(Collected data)
<<<<

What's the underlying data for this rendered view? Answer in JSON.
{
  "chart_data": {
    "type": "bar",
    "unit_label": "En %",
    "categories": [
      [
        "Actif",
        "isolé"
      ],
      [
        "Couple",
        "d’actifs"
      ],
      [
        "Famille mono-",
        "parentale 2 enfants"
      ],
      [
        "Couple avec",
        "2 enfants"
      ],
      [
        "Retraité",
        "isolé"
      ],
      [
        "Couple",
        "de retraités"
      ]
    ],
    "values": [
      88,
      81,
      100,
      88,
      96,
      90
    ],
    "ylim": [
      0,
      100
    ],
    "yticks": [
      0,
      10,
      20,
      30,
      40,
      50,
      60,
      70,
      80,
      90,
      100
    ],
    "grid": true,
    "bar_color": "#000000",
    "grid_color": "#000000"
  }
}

>>>>

AIM OF THE TASK >> Output the entries verbatim.

WRITTEN RESPONSE >>
What's the underlying data for this rendered view? Answer in JSON.
{
  "chart_data": {
    "type": "bar",
    "unit_label": "En %",
    "categories": [
      [
        "Actif",
        "isolé"
      ],
      [
        "Couple",
        "d’actifs"
      ],
      [
        "Famille mono-",
        "parentale 2 enfants"
      ],
      [
        "Couple avec",
        "2 enfants"
      ],
      [
        "Retraité",
        "isolé"
      ],
      [
        "Couple",
        "de retraités"
      ]
    ],
    "values": [
      88,
      81,
      100,
      88,
      96,
      90
    ],
    "ylim": [
      0,
      100
    ],
    "yticks": [
      0,
      10,
      20,
      30,
      40,
      50,
      60,
      70,
      80,
      90,
      100
    ],
    "grid": true,
    "bar_color": "#000000",
    "grid_color": "#000000"
  }
}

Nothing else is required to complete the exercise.